Gather all lines from the material that contain "description".

>> start Recorded information

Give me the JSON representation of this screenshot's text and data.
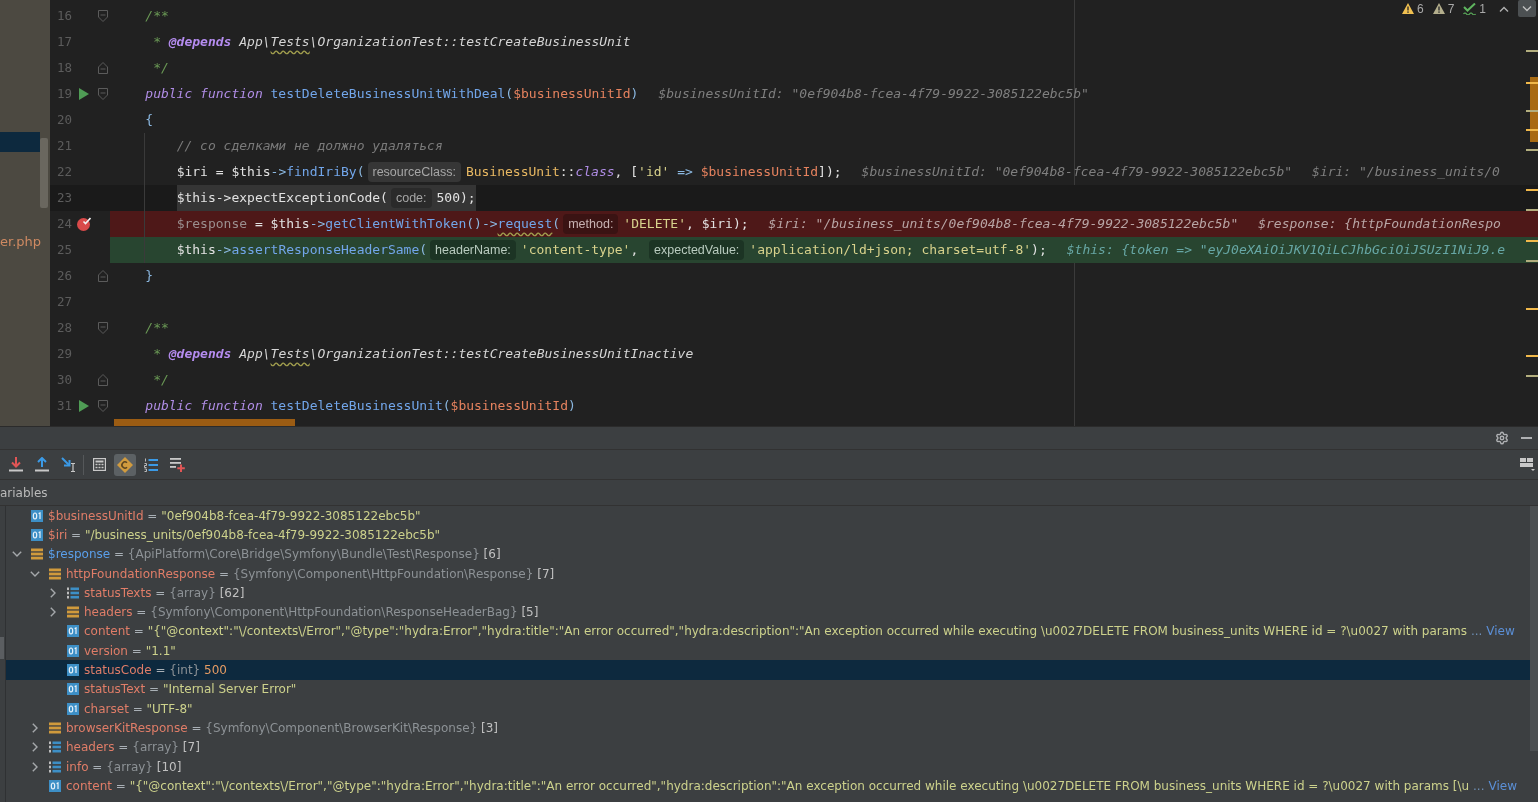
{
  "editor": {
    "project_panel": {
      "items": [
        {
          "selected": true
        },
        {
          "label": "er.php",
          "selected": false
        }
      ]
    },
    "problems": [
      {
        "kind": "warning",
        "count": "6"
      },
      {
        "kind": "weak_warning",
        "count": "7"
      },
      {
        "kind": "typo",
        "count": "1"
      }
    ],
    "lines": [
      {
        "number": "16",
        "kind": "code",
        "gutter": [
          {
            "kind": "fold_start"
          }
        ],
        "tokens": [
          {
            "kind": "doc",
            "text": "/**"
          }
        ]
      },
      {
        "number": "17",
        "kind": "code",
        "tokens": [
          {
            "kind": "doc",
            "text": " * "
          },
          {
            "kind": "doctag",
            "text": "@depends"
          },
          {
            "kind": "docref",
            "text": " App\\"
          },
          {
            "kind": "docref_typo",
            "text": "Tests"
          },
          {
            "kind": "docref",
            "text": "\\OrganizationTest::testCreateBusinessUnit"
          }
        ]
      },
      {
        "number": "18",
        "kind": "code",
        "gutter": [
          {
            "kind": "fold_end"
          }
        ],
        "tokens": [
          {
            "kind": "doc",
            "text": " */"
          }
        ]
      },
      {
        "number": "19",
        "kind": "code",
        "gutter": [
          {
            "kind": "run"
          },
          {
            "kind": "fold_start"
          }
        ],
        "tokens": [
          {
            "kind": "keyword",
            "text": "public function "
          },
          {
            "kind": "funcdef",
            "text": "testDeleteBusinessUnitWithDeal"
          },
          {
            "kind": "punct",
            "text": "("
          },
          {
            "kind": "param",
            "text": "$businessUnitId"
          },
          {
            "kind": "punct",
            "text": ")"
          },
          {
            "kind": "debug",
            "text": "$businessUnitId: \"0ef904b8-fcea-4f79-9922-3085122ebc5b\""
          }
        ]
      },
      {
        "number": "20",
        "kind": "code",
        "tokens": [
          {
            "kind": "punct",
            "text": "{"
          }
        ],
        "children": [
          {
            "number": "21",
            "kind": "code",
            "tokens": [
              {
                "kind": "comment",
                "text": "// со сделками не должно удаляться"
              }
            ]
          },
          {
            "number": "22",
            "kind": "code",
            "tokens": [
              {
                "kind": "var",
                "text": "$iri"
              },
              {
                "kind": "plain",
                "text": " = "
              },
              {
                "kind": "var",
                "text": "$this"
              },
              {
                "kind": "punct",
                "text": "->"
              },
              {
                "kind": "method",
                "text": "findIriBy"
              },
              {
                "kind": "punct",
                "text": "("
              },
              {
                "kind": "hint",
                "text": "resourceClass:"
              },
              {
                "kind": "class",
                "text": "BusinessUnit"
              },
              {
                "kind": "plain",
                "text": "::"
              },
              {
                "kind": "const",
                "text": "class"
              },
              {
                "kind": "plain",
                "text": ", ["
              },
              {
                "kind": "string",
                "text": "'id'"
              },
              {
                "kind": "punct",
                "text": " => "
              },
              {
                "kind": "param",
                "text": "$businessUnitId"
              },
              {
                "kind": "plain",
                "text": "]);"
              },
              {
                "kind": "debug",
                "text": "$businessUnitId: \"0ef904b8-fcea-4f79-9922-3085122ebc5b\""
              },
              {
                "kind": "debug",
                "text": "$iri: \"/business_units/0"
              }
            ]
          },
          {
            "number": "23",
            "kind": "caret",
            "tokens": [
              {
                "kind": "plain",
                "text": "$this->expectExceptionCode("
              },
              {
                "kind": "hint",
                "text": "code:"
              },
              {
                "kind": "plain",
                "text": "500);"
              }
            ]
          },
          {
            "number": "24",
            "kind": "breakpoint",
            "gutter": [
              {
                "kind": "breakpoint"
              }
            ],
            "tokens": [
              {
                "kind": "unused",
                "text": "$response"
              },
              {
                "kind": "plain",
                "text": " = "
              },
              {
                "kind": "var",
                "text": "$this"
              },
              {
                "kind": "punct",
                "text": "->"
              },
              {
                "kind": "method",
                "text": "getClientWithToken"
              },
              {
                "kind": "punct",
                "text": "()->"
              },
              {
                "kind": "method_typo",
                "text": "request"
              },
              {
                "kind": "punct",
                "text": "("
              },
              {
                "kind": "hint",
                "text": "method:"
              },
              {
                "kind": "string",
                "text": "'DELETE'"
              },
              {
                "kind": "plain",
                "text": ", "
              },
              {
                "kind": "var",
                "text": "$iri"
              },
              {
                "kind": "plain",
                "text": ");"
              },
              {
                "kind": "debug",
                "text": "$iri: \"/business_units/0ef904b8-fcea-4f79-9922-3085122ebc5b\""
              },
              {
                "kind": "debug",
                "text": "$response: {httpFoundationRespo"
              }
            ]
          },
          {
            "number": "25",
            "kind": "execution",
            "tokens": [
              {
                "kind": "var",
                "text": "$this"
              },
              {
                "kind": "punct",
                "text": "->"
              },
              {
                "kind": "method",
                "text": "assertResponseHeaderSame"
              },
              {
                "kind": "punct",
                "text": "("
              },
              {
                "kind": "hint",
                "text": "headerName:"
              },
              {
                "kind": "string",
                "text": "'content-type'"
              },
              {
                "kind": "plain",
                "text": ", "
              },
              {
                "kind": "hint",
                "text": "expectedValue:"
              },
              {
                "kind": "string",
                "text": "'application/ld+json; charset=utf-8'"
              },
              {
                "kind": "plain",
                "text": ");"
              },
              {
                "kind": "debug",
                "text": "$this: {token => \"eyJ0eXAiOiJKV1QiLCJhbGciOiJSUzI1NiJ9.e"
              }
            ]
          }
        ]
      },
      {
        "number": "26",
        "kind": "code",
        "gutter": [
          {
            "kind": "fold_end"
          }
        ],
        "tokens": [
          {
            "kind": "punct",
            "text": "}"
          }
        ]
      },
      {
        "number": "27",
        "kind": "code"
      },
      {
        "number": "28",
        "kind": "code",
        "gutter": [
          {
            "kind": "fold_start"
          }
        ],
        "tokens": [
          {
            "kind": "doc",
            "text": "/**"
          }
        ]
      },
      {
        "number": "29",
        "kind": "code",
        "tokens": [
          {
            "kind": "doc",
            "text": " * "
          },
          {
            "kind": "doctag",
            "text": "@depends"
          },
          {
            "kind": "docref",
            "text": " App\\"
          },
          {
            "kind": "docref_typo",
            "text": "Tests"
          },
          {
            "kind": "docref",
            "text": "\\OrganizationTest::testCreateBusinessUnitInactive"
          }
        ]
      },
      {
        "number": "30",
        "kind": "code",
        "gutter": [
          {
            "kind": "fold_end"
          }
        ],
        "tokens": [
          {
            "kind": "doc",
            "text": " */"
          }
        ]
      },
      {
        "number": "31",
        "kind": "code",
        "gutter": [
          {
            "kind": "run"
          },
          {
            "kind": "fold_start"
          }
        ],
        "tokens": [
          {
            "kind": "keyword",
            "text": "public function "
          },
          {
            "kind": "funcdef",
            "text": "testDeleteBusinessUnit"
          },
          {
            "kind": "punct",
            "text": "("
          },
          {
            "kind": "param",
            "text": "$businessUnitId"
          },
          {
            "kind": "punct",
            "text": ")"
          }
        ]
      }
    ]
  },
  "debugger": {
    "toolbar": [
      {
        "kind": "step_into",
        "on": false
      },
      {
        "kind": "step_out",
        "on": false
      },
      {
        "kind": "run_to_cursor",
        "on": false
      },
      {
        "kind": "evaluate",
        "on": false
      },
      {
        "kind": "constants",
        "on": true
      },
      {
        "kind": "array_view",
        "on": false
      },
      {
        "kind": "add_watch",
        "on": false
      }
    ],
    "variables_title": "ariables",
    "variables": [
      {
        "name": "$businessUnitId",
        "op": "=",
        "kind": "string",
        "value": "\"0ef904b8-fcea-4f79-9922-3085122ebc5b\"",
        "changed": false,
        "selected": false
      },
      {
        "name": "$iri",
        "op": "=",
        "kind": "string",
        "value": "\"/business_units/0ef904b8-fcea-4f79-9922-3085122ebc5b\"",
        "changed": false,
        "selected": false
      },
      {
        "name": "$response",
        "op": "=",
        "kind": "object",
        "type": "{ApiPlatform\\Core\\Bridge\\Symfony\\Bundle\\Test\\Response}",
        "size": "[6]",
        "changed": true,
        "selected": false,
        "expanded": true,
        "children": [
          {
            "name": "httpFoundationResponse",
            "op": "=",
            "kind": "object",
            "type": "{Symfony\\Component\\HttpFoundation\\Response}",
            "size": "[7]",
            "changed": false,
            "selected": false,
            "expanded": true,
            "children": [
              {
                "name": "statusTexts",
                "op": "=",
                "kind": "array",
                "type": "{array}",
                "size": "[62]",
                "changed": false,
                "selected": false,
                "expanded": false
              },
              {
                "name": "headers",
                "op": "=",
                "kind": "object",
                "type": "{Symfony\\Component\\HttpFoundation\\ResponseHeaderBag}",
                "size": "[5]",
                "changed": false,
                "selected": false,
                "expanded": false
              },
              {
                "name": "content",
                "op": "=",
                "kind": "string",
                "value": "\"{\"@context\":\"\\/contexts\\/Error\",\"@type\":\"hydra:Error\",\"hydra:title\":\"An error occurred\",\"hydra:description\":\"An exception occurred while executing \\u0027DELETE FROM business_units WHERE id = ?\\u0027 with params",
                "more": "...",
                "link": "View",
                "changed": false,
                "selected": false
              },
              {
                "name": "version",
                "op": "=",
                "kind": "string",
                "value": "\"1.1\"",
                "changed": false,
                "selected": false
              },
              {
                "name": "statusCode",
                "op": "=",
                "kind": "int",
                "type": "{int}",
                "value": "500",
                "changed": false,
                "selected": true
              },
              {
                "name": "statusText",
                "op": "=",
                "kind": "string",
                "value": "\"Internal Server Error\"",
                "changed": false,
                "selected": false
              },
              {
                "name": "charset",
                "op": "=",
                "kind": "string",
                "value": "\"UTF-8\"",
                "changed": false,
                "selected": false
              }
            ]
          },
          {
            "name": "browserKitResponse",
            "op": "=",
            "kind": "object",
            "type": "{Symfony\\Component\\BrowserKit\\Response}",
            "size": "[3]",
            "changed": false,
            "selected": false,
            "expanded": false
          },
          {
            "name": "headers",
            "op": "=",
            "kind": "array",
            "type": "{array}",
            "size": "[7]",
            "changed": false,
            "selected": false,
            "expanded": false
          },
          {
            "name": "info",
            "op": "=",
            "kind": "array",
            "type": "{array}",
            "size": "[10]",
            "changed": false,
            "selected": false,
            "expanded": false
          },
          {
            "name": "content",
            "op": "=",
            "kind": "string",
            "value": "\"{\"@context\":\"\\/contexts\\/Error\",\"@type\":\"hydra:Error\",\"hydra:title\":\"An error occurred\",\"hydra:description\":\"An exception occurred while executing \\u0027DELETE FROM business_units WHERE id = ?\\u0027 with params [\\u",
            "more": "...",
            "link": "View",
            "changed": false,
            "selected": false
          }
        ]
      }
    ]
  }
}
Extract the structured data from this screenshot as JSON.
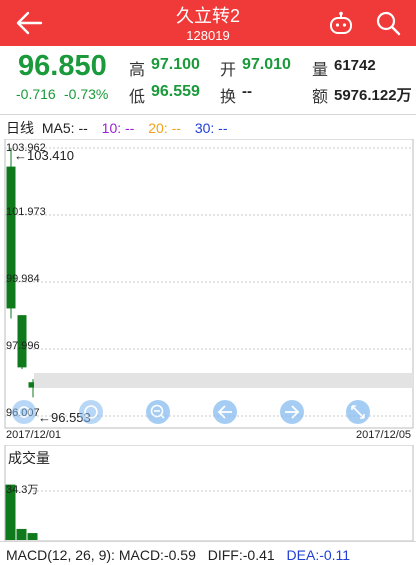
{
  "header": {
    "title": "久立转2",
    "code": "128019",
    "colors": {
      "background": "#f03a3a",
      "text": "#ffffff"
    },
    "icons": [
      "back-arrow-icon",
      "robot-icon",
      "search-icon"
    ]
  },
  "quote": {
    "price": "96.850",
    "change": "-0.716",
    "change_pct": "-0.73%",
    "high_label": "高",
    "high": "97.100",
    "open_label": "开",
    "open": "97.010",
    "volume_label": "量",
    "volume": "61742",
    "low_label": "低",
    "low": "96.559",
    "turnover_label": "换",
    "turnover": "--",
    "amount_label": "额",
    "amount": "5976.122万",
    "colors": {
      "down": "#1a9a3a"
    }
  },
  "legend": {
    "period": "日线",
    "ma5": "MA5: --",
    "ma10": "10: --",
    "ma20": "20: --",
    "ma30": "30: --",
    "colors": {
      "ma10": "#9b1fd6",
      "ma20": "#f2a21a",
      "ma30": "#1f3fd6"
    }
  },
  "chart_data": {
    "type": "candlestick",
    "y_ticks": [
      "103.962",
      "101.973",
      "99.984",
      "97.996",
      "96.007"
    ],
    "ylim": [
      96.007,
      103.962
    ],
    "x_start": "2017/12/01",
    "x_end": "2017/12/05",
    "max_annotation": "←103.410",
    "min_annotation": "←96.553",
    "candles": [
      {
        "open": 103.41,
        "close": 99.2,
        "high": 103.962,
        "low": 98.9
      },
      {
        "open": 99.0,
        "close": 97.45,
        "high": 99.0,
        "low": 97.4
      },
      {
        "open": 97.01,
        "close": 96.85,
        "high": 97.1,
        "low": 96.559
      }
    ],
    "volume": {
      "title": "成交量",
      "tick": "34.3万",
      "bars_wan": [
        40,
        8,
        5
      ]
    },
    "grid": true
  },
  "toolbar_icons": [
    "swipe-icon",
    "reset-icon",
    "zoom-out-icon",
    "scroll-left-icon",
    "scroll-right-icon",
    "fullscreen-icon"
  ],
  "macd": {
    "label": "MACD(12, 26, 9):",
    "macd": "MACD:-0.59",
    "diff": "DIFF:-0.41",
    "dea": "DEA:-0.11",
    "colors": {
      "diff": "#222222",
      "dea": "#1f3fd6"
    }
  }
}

>> end Recorded information

## Answer to the exercise
                "value": "\"{\"@context\":\"\\/contexts\\/Error\",\"@type\":\"hydra:Error\",\"hydra:title\":\"An error occurred\",\"hydra:description\":\"An exception occurred while executing \\u0027DELETE FROM business_units WHERE id = ?\\u0027 with params",
            "value": "\"{\"@context\":\"\\/contexts\\/Error\",\"@type\":\"hydra:Error\",\"hydra:title\":\"An error occurred\",\"hydra:description\":\"An exception occurred while executing \\u0027DELETE FROM business_units WHERE id = ?\\u0027 with params [\\u",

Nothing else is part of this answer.